++++ Provided material

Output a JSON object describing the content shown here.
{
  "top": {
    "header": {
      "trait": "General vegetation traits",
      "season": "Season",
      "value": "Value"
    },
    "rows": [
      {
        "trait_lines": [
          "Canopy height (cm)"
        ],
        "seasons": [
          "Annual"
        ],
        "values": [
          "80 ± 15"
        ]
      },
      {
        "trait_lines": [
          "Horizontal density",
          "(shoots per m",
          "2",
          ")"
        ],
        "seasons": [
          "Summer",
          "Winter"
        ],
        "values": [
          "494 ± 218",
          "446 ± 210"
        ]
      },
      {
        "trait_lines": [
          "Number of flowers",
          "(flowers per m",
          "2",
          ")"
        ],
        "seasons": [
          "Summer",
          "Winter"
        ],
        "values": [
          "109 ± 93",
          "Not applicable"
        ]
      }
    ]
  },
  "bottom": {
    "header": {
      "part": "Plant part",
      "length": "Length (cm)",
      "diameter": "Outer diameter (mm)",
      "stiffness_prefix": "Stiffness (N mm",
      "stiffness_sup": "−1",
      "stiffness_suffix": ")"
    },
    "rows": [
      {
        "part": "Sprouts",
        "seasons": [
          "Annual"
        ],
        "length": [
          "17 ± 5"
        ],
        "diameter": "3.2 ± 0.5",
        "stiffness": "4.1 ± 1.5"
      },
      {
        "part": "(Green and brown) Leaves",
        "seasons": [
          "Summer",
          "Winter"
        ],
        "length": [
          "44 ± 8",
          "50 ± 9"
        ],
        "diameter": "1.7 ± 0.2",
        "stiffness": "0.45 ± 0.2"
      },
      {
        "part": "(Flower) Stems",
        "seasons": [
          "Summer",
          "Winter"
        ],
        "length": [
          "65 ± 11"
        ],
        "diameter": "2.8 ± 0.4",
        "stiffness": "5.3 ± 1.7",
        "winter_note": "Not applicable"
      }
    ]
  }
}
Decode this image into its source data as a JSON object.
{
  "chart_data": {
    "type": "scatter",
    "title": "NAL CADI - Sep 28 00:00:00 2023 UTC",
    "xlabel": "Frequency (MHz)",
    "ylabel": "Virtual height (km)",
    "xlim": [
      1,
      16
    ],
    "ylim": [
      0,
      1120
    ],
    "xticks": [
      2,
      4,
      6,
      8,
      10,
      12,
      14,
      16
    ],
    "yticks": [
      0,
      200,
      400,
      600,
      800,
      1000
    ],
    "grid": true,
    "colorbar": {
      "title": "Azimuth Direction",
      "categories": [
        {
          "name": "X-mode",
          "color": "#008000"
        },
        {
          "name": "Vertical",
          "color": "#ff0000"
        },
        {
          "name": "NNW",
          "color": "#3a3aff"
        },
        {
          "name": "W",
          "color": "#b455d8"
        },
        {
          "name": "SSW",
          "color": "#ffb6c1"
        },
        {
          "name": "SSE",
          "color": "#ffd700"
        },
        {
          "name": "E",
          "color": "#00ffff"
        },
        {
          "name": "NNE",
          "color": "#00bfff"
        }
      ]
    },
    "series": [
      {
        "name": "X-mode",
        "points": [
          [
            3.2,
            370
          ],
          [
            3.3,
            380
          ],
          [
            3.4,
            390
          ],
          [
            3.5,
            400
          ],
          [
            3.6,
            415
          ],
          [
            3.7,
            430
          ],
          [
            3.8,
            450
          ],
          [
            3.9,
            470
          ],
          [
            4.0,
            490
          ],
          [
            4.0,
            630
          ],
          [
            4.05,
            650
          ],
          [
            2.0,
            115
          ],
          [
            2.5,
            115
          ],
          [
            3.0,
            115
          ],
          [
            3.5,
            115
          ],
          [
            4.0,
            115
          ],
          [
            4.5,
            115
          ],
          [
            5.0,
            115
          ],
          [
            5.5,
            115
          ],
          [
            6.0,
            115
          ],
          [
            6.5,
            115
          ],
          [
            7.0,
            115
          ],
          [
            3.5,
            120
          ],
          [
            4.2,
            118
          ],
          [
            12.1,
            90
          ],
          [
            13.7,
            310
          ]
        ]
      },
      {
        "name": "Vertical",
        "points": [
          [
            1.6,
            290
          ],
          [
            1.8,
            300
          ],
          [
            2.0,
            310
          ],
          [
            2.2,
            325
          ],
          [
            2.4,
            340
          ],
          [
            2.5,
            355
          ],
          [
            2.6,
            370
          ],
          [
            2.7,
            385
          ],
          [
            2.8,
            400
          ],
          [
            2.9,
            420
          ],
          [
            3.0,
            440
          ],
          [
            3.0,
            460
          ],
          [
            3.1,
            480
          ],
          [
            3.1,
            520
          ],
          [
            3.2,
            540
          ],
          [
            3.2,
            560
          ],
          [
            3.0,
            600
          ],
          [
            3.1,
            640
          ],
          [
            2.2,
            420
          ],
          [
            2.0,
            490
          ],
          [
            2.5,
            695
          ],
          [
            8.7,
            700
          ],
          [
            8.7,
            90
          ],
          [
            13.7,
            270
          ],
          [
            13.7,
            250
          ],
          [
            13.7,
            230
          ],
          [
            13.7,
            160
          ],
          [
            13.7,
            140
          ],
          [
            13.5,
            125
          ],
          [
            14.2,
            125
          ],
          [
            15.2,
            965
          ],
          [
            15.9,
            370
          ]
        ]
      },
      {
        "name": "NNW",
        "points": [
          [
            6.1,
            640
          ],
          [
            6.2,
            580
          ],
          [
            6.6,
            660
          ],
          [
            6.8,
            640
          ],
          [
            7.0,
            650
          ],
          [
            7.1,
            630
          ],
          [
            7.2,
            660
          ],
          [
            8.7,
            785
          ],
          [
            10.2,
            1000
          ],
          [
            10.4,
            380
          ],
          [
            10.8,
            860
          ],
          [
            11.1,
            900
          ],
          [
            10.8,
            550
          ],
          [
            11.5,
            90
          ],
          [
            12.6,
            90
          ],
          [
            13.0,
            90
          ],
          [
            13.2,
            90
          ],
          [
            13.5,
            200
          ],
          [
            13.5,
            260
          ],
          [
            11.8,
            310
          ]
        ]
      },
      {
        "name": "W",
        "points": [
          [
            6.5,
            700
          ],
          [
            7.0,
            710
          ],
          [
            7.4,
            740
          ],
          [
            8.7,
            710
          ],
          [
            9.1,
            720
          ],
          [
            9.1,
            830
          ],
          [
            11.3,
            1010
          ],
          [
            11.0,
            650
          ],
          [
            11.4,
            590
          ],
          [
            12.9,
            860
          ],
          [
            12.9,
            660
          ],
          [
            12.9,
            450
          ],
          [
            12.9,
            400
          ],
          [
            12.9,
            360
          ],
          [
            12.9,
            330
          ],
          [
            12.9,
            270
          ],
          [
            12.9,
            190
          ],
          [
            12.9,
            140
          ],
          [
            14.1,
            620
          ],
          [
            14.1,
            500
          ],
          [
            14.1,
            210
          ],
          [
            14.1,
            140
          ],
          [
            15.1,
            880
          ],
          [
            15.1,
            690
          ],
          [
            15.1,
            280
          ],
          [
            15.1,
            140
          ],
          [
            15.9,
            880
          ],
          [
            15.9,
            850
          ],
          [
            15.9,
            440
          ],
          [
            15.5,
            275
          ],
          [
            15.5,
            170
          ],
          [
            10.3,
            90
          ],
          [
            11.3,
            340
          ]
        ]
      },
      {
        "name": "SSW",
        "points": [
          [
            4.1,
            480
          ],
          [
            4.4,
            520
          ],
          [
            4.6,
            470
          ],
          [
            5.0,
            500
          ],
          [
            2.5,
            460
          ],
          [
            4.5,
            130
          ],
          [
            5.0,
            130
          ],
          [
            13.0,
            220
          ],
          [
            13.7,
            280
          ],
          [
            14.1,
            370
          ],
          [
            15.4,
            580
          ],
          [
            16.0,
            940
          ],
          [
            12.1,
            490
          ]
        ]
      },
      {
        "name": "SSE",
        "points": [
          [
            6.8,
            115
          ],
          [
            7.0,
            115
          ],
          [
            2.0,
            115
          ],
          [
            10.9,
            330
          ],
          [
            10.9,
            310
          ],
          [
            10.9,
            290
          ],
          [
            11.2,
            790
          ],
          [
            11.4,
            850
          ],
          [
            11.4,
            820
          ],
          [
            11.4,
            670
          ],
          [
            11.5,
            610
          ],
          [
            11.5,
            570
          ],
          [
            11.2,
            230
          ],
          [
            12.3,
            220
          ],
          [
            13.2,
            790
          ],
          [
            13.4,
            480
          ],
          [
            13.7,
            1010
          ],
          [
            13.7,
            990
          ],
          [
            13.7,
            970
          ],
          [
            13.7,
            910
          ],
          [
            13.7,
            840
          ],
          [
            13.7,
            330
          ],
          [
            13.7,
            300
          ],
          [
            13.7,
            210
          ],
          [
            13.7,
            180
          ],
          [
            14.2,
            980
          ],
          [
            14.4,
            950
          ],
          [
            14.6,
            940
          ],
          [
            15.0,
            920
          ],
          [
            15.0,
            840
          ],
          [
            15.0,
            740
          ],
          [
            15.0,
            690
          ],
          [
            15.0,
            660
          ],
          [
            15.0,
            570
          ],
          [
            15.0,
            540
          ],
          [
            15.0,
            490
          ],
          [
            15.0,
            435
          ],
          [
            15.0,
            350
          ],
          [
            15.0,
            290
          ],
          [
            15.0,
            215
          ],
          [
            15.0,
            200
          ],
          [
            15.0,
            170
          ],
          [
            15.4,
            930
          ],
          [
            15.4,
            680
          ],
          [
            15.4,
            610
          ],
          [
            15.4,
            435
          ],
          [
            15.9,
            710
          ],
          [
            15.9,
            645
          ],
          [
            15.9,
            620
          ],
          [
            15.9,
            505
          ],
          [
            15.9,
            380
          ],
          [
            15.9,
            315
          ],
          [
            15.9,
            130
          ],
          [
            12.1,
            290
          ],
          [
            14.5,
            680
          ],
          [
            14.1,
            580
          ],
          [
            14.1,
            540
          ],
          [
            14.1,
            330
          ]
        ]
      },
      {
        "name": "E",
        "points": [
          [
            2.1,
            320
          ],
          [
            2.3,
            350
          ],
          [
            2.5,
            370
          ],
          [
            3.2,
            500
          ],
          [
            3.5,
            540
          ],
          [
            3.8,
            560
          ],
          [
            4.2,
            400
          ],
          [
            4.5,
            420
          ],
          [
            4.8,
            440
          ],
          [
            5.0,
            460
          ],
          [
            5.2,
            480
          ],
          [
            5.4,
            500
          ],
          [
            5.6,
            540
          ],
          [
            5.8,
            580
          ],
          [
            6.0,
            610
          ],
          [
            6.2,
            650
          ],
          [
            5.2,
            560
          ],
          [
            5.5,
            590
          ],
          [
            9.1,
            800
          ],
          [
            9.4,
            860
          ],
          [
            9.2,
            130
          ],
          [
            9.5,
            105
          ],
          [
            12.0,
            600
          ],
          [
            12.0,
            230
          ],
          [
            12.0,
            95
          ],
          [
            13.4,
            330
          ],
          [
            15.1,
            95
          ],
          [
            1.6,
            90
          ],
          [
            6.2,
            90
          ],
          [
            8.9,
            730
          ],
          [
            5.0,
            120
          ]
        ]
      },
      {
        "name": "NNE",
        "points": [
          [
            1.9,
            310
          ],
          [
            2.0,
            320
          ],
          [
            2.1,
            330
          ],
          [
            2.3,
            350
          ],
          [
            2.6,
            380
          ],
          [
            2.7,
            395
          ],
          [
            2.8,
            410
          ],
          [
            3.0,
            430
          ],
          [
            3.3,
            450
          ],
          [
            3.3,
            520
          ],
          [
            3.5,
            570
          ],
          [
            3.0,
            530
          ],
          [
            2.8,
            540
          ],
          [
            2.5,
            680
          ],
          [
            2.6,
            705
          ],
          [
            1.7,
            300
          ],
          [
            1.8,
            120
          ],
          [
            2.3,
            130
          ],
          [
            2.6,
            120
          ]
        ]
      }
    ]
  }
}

++++++++

**Written request**
Copy all lines above containing the string "diameter".

**The response**
      "diameter": "Outer diameter (mm)",
        "diameter": "3.2 ± 0.5",
        "diameter": "1.7 ± 0.2",
        "diameter": "2.8 ± 0.4",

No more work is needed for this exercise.